INSTRUCTIONS TO FOLLOW: Report every line in the listing below where the string "JSON" shows up.

ENTRIES PROVIDED:
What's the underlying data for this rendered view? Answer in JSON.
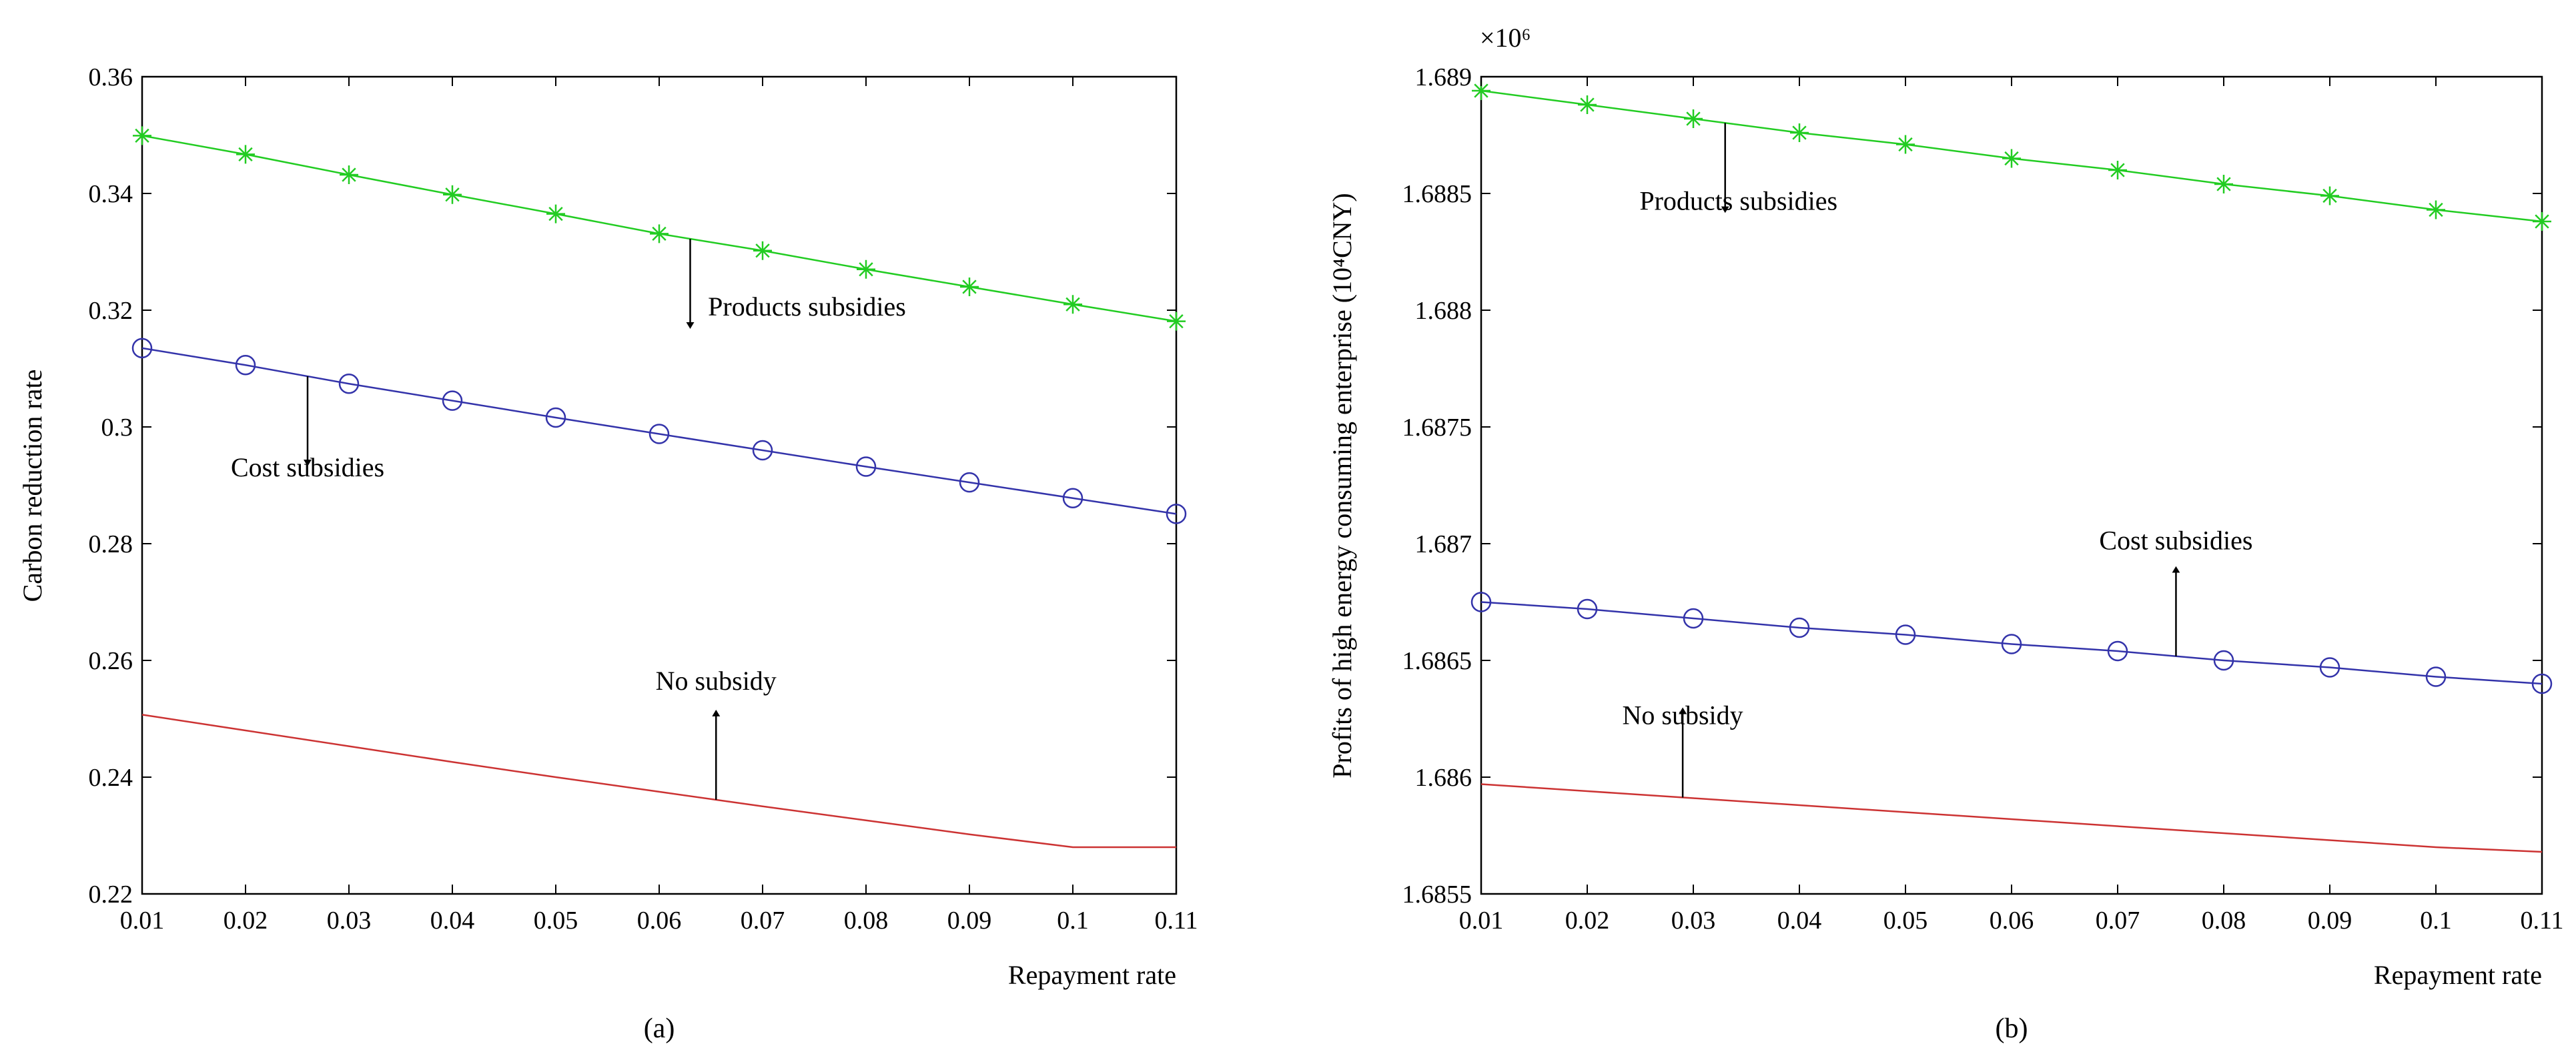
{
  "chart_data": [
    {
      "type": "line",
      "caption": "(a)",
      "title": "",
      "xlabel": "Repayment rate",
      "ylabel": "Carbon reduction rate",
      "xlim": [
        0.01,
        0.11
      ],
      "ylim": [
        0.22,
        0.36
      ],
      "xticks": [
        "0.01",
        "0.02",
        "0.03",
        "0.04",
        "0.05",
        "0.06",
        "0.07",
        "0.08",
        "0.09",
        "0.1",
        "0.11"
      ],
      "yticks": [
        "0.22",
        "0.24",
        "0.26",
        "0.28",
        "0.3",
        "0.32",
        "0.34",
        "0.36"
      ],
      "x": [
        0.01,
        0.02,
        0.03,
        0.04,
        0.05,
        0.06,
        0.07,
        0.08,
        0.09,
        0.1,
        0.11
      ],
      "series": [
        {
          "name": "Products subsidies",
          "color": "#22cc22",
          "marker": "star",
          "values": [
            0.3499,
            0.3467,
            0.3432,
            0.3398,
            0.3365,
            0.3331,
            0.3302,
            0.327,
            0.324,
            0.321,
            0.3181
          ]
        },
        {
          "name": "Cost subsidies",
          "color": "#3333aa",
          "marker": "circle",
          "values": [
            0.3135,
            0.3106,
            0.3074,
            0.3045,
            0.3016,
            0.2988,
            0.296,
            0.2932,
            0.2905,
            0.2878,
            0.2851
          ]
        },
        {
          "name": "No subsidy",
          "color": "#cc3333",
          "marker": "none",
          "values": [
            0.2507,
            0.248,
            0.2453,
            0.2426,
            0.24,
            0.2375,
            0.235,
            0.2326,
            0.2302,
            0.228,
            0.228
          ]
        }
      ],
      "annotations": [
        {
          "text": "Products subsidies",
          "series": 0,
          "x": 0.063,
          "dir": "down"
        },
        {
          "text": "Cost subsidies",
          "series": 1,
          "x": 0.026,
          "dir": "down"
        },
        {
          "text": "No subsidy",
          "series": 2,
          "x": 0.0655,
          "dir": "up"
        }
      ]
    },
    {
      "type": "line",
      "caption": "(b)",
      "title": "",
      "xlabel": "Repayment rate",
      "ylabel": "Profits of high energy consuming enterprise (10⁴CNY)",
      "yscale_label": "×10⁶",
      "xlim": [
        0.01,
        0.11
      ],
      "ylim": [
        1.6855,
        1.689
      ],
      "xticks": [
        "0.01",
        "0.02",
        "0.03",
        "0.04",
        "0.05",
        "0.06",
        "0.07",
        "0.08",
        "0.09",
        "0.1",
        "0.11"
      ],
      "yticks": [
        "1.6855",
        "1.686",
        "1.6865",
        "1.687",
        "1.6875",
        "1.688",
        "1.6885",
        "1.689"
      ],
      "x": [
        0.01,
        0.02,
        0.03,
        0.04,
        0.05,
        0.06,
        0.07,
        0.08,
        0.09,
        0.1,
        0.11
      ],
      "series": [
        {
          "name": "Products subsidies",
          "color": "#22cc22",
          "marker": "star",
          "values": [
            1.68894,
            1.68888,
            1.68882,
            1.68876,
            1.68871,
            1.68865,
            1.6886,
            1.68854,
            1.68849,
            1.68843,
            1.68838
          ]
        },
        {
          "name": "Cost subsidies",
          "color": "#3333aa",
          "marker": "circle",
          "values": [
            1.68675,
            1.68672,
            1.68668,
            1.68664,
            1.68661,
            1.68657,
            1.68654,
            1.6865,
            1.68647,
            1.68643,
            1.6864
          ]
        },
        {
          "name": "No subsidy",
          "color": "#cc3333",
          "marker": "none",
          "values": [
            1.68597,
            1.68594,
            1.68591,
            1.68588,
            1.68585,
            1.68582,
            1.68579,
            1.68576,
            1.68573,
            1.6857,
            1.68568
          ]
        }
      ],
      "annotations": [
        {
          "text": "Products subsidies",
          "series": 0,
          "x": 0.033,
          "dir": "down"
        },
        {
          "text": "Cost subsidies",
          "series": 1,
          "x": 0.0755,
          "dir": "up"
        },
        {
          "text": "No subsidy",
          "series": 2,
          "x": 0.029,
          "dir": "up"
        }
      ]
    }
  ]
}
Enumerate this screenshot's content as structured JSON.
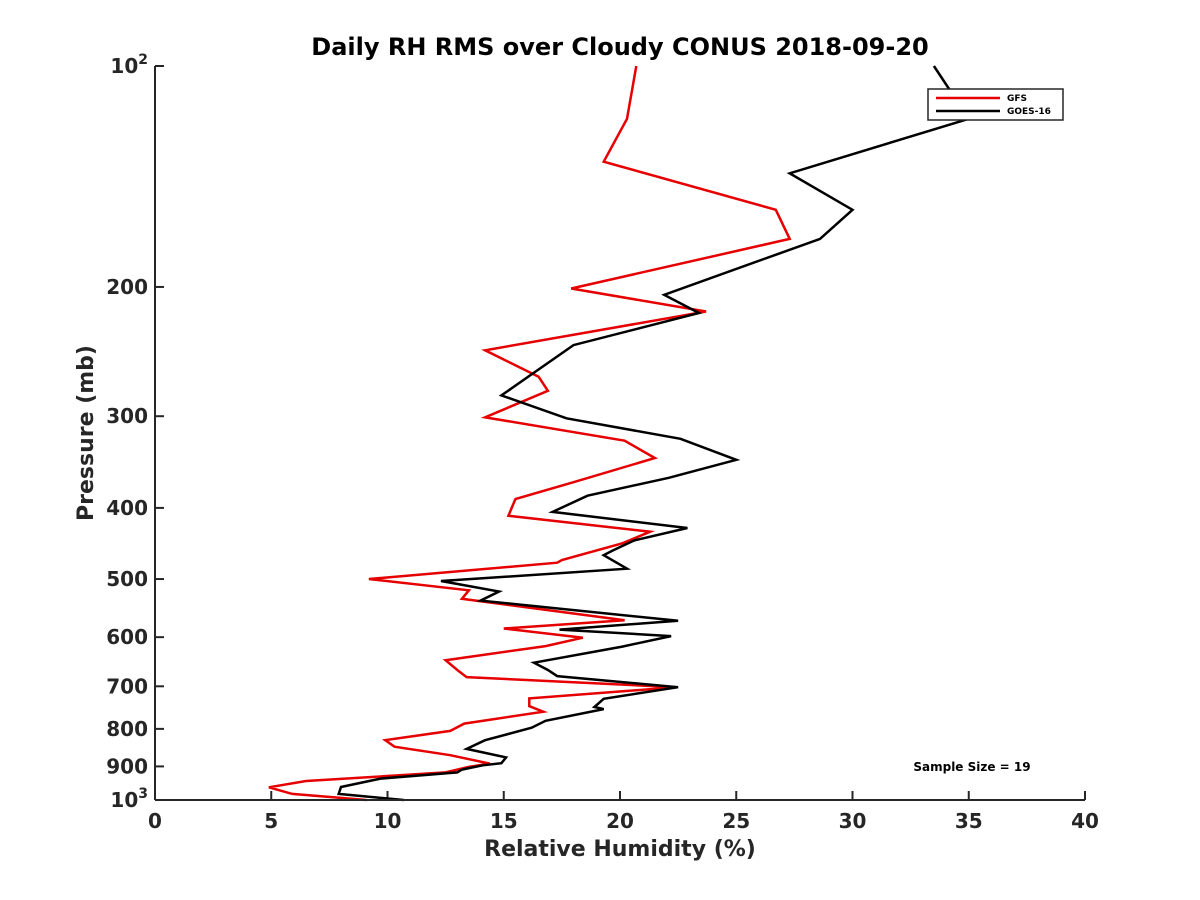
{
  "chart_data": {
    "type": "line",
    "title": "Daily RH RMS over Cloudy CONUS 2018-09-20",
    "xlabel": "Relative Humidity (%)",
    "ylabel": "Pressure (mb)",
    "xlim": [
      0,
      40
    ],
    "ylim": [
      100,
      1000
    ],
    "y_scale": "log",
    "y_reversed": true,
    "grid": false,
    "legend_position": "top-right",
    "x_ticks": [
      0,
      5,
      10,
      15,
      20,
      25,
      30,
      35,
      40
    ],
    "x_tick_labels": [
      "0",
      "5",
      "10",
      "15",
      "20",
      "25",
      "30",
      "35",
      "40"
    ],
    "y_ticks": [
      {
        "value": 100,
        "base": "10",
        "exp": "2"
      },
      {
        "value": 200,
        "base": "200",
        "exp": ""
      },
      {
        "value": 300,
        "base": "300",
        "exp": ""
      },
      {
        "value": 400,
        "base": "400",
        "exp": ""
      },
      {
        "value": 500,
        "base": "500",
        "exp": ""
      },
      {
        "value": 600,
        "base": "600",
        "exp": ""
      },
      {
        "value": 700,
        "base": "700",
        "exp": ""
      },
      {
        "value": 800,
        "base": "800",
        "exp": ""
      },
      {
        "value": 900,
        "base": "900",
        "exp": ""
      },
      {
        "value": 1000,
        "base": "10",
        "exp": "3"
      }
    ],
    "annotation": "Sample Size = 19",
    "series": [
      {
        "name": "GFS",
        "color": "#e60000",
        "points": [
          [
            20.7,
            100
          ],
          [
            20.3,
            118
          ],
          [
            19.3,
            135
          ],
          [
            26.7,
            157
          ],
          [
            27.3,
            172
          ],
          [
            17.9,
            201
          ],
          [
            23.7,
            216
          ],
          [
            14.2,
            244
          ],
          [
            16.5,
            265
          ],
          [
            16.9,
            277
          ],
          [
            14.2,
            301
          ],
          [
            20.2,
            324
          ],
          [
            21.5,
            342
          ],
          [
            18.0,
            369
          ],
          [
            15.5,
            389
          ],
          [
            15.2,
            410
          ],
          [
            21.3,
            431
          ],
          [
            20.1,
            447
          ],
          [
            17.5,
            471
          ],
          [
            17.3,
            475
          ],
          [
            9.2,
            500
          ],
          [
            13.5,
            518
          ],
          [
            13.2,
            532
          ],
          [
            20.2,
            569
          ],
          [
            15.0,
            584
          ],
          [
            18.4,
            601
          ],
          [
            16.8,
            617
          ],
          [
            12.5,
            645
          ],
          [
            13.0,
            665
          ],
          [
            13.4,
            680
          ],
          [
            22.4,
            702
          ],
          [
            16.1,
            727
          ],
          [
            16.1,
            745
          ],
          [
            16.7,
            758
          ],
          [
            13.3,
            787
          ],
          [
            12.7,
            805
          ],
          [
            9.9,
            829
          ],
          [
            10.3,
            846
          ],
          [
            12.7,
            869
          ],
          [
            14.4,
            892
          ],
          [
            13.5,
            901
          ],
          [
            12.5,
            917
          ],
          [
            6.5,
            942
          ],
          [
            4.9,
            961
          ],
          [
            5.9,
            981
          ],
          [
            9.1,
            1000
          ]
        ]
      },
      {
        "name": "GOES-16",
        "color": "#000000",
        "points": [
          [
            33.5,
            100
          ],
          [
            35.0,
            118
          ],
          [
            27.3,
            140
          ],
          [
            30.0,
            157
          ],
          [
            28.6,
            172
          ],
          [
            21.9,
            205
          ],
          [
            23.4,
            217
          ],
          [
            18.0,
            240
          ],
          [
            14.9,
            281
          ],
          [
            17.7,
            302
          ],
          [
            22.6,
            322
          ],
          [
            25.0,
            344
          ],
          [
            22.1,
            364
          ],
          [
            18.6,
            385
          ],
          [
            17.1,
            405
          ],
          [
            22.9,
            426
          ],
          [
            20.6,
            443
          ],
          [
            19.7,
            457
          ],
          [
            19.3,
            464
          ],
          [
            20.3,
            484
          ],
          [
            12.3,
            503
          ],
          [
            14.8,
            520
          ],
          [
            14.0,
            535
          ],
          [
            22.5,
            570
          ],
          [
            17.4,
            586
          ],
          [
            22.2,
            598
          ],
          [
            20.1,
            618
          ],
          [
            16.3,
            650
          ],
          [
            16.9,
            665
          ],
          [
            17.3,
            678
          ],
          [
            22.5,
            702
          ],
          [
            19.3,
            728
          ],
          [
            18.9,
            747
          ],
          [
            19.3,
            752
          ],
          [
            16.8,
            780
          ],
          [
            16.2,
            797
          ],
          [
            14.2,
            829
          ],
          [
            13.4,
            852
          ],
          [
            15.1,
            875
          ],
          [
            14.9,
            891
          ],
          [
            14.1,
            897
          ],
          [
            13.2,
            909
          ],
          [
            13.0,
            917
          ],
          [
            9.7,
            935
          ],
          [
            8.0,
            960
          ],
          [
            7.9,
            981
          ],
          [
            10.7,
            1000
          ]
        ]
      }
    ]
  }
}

WORKED SOLUTION:
What's the underlying data for this rendered view? Answer in JSON.
Enumerate this screenshot's content as structured JSON.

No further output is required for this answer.